_Task instructions:_ Leave out the pictures and transcribe the rest of the records exactly.

* begin *

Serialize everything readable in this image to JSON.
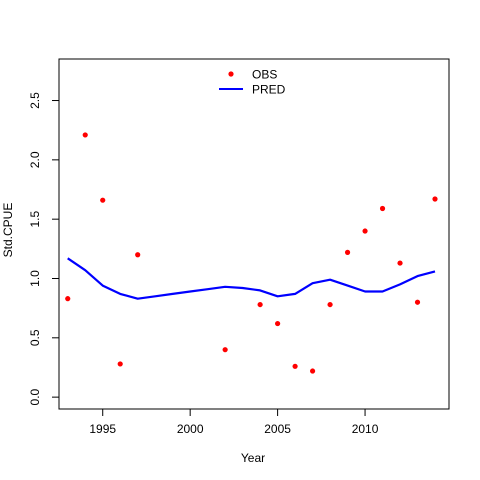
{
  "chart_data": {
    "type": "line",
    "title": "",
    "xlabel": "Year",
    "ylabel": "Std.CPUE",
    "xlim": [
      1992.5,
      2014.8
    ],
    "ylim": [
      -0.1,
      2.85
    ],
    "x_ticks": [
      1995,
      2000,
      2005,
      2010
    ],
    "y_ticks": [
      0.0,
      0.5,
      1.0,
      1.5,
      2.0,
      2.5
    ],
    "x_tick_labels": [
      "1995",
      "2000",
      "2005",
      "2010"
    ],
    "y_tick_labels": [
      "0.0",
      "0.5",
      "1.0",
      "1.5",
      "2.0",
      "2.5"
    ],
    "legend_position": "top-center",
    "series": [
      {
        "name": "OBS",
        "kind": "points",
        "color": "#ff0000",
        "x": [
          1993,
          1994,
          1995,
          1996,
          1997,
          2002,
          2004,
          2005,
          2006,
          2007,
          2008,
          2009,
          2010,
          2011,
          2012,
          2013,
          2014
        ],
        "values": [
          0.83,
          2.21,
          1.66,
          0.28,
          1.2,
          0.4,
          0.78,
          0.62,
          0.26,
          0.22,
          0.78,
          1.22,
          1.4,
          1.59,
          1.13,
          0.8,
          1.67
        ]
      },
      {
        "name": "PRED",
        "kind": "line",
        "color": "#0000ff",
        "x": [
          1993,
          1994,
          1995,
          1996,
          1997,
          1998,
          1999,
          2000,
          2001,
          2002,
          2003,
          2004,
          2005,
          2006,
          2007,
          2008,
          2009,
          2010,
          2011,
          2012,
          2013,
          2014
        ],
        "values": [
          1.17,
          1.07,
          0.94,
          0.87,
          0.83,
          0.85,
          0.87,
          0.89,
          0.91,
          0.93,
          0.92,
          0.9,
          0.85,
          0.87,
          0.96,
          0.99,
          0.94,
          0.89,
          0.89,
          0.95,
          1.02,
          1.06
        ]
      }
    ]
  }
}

* end *

_Result:_
Serialize everything readable in this image to JSON.
{
  "chart_data": {
    "type": "line",
    "title": "",
    "xlabel": "Year",
    "ylabel": "Std.CPUE",
    "xlim": [
      1992.5,
      2014.8
    ],
    "ylim": [
      -0.1,
      2.85
    ],
    "x_ticks": [
      1995,
      2000,
      2005,
      2010
    ],
    "y_ticks": [
      0.0,
      0.5,
      1.0,
      1.5,
      2.0,
      2.5
    ],
    "x_tick_labels": [
      "1995",
      "2000",
      "2005",
      "2010"
    ],
    "y_tick_labels": [
      "0.0",
      "0.5",
      "1.0",
      "1.5",
      "2.0",
      "2.5"
    ],
    "legend_position": "top-center",
    "series": [
      {
        "name": "OBS",
        "kind": "points",
        "color": "#ff0000",
        "x": [
          1993,
          1994,
          1995,
          1996,
          1997,
          2002,
          2004,
          2005,
          2006,
          2007,
          2008,
          2009,
          2010,
          2011,
          2012,
          2013,
          2014
        ],
        "values": [
          0.83,
          2.21,
          1.66,
          0.28,
          1.2,
          0.4,
          0.78,
          0.62,
          0.26,
          0.22,
          0.78,
          1.22,
          1.4,
          1.59,
          1.13,
          0.8,
          1.67
        ]
      },
      {
        "name": "PRED",
        "kind": "line",
        "color": "#0000ff",
        "x": [
          1993,
          1994,
          1995,
          1996,
          1997,
          1998,
          1999,
          2000,
          2001,
          2002,
          2003,
          2004,
          2005,
          2006,
          2007,
          2008,
          2009,
          2010,
          2011,
          2012,
          2013,
          2014
        ],
        "values": [
          1.17,
          1.07,
          0.94,
          0.87,
          0.83,
          0.85,
          0.87,
          0.89,
          0.91,
          0.93,
          0.92,
          0.9,
          0.85,
          0.87,
          0.96,
          0.99,
          0.94,
          0.89,
          0.89,
          0.95,
          1.02,
          1.06
        ]
      }
    ]
  }
}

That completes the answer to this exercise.